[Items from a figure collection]

--- BEGIN ---

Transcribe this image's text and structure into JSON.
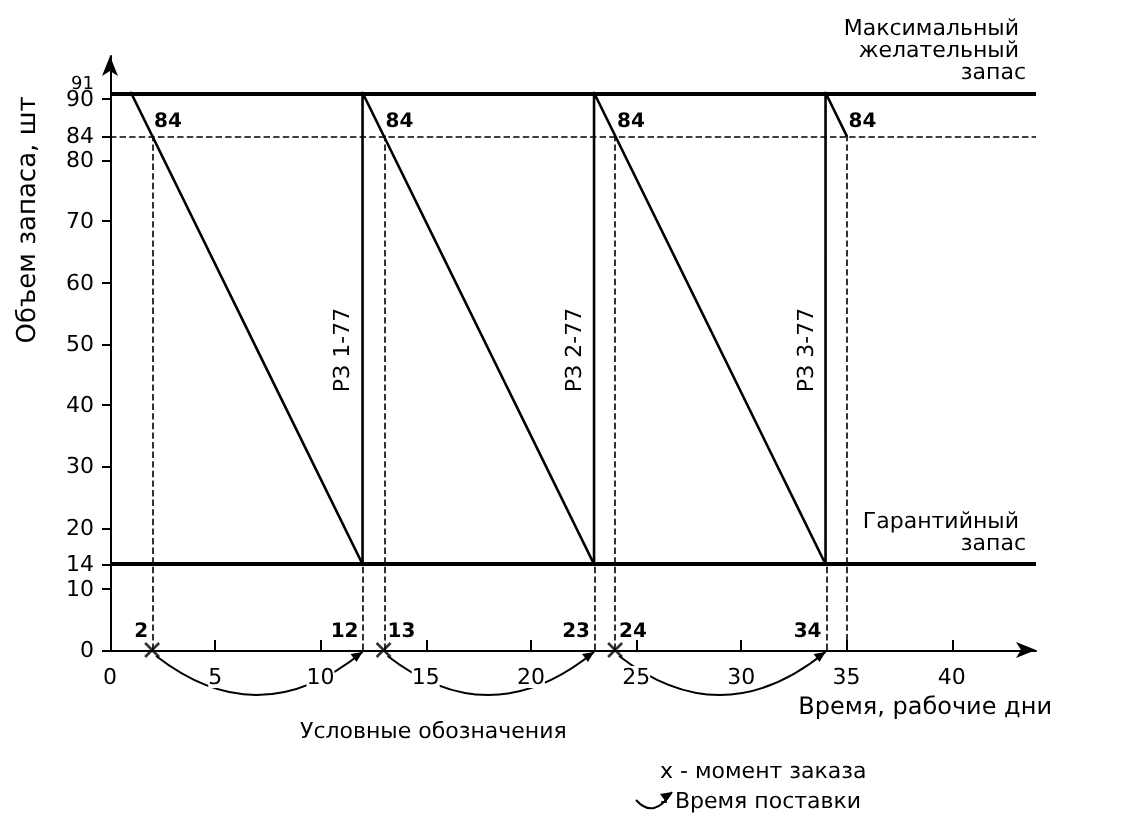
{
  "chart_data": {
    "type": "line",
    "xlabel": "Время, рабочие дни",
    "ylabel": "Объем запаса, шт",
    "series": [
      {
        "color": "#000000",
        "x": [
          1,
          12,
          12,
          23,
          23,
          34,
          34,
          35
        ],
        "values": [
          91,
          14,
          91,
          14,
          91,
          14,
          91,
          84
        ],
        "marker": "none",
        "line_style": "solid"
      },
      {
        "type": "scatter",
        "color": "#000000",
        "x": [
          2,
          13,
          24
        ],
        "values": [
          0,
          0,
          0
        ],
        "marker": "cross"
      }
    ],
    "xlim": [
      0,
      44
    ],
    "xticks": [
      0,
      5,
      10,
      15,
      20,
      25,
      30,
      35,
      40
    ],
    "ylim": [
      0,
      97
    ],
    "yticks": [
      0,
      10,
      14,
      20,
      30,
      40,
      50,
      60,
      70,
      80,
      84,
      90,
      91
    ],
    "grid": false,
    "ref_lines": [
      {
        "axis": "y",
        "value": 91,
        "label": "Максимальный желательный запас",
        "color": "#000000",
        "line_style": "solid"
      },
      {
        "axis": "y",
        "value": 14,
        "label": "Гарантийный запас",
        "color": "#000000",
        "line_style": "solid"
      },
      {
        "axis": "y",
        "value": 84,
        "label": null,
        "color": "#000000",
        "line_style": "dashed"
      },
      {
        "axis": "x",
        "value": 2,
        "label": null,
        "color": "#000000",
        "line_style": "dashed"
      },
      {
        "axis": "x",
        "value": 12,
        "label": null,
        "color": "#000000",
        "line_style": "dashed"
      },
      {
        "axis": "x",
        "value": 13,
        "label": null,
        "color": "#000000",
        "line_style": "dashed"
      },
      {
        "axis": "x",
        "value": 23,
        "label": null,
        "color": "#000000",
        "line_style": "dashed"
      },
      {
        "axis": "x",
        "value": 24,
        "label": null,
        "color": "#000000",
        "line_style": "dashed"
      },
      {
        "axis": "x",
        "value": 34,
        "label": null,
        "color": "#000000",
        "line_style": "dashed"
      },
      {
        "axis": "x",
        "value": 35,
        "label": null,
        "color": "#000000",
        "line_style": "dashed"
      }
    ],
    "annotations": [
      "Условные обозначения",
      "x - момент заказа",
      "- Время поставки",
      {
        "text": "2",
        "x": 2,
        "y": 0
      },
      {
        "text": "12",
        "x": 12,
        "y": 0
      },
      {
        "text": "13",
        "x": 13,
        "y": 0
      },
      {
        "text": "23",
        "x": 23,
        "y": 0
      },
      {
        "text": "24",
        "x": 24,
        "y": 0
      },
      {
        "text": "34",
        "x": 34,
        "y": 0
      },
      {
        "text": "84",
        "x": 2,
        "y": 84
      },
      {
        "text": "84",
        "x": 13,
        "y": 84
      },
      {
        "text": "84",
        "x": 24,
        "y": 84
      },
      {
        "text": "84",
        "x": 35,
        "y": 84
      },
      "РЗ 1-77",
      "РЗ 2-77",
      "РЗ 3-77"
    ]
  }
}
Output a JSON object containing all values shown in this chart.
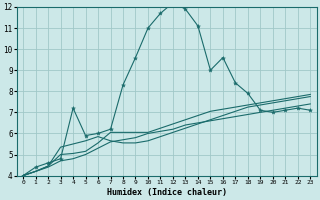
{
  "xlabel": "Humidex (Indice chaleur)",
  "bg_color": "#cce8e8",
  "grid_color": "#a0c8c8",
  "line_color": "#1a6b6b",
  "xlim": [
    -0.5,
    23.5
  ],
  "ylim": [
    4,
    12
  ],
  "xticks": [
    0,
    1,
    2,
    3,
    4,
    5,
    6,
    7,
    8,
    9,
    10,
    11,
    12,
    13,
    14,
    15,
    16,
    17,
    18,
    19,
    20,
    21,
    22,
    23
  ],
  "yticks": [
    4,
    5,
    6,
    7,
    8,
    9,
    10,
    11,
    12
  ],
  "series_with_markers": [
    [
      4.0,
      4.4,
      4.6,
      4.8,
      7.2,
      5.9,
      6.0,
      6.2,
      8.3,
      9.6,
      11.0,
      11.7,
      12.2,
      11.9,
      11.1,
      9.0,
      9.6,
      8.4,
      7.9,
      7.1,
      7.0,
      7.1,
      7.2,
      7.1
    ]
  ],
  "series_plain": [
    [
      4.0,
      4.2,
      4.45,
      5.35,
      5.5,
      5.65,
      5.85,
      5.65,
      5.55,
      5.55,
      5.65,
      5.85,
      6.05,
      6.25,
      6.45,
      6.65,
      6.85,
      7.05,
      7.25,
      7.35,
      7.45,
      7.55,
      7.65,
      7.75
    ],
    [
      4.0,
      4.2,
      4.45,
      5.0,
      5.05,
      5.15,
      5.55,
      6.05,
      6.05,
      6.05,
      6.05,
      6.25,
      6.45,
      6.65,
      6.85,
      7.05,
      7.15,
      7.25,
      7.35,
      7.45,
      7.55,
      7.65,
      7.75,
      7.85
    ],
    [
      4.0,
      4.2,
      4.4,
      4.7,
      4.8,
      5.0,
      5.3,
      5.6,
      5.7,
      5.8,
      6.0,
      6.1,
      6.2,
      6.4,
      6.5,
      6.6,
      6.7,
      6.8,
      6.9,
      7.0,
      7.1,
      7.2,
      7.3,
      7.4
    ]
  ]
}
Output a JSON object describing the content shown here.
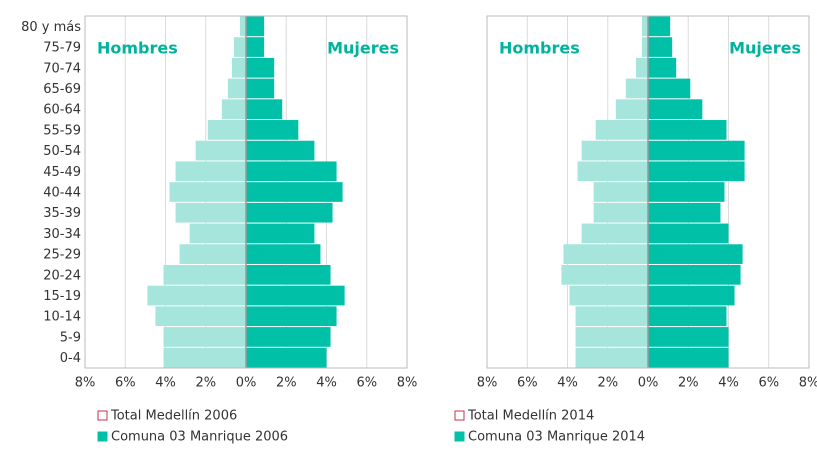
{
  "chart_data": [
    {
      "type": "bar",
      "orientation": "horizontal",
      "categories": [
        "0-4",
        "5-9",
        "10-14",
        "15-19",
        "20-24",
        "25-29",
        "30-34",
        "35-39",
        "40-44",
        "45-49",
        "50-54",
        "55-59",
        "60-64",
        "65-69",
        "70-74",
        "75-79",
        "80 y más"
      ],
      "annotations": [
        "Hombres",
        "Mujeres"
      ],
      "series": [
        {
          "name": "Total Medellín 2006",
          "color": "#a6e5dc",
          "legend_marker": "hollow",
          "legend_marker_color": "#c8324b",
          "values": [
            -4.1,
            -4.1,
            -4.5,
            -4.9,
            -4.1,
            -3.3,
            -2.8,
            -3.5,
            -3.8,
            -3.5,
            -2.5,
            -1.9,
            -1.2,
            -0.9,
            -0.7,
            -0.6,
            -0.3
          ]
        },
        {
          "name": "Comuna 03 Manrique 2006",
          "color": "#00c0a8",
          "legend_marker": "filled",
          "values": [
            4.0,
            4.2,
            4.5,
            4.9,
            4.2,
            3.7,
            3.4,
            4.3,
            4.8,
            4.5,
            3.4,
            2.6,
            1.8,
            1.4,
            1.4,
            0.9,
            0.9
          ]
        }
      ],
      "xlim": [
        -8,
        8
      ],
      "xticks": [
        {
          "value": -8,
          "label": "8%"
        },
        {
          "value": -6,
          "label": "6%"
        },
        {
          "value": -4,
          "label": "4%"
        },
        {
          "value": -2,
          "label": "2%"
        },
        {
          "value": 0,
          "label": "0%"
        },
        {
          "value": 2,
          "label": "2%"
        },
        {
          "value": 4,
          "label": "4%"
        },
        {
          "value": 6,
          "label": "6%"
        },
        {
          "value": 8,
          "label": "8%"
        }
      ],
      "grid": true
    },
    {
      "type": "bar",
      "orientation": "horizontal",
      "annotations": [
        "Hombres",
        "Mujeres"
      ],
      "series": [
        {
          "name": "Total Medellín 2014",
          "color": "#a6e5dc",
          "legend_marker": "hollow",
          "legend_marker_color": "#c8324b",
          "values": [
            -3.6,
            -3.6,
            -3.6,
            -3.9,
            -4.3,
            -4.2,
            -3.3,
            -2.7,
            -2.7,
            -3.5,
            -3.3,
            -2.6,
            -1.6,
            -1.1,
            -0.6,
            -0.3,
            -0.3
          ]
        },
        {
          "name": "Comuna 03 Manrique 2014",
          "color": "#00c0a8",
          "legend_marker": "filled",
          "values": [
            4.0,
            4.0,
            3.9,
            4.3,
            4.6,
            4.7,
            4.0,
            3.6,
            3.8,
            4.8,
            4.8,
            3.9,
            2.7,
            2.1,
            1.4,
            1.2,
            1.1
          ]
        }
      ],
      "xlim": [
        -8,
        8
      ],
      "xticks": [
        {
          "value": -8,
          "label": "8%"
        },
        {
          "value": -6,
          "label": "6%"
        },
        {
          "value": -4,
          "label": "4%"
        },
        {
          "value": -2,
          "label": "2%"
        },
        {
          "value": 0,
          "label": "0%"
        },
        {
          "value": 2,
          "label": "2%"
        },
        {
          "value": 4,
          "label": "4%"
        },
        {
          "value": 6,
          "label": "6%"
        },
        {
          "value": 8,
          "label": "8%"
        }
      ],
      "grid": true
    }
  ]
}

--- END ---

#### TASK OBJECTIVE
Above are the records. Identify each line that contains the word "name".

#### RESULT FOR THIS TASK
          "name": "Total Medellín 2006",
          "name": "Comuna 03 Manrique 2006",
          "name": "Total Medellín 2014",
          "name": "Comuna 03 Manrique 2014",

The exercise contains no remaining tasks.